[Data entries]
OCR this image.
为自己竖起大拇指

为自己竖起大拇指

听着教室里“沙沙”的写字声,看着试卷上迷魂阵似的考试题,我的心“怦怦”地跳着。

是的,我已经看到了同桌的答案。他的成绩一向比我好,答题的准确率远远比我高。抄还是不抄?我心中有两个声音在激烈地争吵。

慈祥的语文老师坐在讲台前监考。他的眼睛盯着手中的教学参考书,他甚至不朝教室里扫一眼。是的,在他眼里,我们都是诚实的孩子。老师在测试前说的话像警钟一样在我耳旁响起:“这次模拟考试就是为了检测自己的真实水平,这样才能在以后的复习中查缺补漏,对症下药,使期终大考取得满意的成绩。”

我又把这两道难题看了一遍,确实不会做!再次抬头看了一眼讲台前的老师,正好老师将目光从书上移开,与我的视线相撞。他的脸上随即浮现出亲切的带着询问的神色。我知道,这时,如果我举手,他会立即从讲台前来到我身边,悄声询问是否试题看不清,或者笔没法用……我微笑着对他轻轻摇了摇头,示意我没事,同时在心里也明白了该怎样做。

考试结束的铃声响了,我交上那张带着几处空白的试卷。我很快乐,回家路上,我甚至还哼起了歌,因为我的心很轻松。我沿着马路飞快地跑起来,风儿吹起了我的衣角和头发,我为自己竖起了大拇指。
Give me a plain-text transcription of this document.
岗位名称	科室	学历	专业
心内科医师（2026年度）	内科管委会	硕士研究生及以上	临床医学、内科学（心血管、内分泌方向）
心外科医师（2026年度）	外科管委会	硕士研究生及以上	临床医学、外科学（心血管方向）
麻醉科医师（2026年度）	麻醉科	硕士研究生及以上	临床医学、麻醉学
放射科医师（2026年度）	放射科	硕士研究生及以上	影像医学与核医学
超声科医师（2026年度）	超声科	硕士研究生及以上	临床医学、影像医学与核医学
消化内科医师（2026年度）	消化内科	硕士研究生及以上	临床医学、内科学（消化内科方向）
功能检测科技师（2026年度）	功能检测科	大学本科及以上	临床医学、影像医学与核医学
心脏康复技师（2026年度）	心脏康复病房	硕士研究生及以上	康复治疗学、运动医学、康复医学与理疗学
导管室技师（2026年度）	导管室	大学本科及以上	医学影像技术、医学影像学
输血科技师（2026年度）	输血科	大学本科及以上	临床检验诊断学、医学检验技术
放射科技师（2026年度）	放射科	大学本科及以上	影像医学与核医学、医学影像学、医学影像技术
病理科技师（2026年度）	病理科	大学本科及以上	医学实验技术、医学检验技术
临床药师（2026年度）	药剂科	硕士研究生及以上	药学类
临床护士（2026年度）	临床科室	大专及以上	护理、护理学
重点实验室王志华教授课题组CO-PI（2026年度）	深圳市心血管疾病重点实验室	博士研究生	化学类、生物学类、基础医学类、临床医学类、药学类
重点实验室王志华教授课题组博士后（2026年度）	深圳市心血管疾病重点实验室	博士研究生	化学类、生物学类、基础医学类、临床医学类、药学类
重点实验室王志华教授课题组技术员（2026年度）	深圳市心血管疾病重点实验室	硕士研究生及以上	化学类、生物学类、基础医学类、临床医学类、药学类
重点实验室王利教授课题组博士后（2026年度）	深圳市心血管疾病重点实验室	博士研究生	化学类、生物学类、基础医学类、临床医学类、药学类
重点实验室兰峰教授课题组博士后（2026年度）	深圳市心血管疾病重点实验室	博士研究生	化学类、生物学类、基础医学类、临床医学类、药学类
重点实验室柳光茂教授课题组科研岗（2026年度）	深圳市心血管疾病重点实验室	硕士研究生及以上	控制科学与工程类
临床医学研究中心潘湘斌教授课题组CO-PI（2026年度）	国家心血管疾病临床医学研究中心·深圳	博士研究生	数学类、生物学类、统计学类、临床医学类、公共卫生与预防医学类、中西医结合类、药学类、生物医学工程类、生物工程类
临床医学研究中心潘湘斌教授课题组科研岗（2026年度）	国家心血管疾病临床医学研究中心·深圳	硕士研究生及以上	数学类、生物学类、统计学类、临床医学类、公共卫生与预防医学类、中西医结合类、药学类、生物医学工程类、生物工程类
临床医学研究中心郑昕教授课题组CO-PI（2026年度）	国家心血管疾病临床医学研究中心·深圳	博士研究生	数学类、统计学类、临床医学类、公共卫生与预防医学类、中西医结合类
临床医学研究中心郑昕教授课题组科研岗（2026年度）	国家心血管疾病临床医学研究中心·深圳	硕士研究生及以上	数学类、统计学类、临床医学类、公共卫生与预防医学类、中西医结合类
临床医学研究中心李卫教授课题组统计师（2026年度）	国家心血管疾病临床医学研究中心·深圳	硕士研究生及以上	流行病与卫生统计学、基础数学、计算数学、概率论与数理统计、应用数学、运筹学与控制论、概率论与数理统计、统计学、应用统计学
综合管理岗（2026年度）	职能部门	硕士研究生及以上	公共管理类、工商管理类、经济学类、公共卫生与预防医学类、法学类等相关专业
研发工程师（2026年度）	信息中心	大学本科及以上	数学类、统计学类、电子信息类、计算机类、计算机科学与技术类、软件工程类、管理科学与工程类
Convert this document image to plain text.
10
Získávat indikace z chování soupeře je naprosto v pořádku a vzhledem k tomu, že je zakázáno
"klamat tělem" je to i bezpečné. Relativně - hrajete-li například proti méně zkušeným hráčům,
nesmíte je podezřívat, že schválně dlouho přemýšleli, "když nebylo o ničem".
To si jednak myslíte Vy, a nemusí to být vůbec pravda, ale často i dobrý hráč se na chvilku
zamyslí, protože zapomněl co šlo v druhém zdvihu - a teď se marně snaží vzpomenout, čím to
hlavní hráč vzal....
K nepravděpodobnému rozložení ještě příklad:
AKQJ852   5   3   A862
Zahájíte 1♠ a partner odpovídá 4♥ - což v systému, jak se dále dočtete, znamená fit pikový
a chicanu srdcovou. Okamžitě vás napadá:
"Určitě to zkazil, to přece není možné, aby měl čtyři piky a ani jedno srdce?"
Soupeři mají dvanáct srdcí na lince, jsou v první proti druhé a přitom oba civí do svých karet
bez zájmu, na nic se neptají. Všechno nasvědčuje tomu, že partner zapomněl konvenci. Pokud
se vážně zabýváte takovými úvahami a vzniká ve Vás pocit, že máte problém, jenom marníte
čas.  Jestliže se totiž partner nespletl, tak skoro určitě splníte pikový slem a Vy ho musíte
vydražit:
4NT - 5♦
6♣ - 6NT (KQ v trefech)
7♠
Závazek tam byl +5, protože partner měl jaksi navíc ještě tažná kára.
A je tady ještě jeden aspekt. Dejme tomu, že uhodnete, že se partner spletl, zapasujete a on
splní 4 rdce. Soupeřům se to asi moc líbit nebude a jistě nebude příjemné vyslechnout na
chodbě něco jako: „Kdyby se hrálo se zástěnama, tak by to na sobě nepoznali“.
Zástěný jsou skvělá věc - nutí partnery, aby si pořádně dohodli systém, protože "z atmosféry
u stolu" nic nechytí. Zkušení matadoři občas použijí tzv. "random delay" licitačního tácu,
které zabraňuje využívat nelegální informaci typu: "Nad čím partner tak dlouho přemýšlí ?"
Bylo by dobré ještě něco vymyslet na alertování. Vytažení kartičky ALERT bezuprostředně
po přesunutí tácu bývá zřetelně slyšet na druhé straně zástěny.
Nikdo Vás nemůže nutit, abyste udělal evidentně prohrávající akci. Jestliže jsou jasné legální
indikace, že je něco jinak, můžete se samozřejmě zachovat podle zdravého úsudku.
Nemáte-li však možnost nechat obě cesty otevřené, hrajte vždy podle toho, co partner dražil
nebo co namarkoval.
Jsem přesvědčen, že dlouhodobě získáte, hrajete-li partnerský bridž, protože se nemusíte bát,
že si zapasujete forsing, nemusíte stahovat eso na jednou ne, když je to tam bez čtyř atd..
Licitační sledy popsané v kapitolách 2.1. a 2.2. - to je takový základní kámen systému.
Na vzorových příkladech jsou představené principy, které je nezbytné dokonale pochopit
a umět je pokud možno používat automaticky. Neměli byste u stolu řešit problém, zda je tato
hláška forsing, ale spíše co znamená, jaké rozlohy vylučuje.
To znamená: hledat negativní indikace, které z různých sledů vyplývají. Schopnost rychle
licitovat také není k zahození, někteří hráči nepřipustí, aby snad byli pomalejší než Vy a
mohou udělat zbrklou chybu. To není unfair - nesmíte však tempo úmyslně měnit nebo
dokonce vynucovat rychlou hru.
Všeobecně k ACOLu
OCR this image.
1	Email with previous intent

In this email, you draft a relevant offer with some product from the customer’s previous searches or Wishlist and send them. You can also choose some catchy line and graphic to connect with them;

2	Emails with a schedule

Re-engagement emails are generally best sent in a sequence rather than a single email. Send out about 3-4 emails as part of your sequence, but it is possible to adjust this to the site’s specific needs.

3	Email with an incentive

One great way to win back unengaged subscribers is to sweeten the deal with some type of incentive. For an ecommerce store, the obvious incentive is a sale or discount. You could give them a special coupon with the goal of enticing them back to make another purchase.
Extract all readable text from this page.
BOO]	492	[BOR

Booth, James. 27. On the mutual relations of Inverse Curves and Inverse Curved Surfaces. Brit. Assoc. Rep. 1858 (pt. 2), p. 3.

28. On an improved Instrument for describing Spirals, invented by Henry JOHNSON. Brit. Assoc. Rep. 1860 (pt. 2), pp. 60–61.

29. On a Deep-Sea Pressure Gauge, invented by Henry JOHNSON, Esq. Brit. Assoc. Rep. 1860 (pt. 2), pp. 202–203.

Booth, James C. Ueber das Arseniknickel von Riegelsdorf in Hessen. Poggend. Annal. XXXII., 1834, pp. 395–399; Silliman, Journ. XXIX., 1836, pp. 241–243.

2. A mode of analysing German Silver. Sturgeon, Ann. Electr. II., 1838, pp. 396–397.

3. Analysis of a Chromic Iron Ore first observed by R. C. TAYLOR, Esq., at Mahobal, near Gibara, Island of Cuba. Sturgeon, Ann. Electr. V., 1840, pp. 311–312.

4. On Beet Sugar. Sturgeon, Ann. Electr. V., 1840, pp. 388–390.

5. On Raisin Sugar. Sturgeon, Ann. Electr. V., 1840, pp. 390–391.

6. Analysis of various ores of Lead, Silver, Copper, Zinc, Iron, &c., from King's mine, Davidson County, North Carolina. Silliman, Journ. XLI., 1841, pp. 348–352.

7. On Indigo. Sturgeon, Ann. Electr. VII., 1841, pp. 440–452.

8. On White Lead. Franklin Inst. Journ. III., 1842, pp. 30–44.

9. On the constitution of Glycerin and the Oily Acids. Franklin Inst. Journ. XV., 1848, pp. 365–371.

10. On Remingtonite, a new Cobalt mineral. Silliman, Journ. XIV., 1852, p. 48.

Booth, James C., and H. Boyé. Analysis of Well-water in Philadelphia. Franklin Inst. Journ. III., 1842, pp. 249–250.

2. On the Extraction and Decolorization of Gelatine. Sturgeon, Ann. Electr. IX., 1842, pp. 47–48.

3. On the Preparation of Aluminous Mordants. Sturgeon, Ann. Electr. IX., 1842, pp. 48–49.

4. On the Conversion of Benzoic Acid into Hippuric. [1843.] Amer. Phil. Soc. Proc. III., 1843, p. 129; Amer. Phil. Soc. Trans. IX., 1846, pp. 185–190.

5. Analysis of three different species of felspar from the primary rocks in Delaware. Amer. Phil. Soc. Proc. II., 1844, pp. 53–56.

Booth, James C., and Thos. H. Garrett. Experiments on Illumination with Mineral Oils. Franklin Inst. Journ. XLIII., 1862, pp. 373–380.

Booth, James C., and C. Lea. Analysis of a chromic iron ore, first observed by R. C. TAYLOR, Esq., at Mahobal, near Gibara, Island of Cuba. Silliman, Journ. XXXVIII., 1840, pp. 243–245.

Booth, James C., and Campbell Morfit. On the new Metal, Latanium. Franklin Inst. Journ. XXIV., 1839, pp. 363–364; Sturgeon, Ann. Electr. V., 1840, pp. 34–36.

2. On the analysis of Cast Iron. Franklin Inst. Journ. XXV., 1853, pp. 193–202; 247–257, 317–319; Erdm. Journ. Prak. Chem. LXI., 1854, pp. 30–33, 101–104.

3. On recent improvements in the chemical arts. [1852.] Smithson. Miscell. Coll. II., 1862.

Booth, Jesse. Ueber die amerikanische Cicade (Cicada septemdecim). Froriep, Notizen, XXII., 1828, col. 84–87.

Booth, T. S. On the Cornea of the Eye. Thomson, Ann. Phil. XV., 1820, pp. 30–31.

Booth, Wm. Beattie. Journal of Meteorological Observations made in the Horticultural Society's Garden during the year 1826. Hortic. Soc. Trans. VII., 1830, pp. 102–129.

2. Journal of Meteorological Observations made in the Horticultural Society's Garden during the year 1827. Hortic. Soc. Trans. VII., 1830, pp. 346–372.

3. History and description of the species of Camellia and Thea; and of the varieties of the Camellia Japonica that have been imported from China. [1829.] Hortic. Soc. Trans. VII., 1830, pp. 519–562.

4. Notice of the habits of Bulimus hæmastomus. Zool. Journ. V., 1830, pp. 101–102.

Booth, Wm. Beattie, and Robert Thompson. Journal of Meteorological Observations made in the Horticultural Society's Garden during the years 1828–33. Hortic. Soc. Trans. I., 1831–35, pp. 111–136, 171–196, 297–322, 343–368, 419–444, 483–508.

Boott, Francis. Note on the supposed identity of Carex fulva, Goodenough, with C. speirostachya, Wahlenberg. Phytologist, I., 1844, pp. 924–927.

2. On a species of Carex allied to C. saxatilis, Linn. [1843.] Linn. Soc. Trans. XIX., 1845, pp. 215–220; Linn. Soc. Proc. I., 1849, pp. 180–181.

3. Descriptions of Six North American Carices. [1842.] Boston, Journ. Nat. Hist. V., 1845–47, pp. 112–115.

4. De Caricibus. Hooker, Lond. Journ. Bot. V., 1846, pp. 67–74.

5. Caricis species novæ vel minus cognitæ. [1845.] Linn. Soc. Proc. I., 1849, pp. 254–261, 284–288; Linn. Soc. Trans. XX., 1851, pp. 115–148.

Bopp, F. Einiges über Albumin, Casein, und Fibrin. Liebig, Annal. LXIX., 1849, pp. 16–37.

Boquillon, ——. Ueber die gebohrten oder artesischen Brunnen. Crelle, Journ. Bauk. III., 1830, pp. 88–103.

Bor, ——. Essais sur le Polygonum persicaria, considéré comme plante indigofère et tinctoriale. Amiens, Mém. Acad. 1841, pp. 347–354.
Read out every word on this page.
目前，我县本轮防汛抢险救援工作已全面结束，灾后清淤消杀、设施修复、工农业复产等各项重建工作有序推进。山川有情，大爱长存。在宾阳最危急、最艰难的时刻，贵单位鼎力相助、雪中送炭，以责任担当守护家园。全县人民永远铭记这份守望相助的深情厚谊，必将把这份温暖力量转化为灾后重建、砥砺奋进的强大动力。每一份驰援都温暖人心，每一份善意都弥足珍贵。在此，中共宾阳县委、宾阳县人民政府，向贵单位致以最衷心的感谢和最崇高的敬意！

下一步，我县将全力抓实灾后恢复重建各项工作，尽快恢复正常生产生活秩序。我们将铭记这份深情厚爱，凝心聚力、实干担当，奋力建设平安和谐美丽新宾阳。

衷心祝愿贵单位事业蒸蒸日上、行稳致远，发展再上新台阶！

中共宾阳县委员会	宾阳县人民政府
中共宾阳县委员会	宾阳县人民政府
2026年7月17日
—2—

- [WHAT TO DO]: Return precisely the lines of the records, starting with the line that holds "Read out every word on this page." and ending with the last one.

- [SOLUTION TO THIS EXERCISE]:
Read out every word on this page.
目前，我县本轮防汛抢险救援工作已全面结束，灾后清淤消杀、设施修复、工农业复产等各项重建工作有序推进。山川有情，大爱长存。在宾阳最危急、最艰难的时刻，贵单位鼎力相助、雪中送炭，以责任担当守护家园。全县人民永远铭记这份守望相助的深情厚谊，必将把这份温暖力量转化为灾后重建、砥砺奋进的强大动力。每一份驰援都温暖人心，每一份善意都弥足珍贵。在此，中共宾阳县委、宾阳县人民政府，向贵单位致以最衷心的感谢和最崇高的敬意！

下一步，我县将全力抓实灾后恢复重建各项工作，尽快恢复正常生产生活秩序。我们将铭记这份深情厚爱，凝心聚力、实干担当，奋力建设平安和谐美丽新宾阳。

衷心祝愿贵单位事业蒸蒸日上、行稳致远，发展再上新台阶！

中共宾阳县委员会	宾阳县人民政府
中共宾阳县委员会	宾阳县人民政府
2026年7月17日
—2—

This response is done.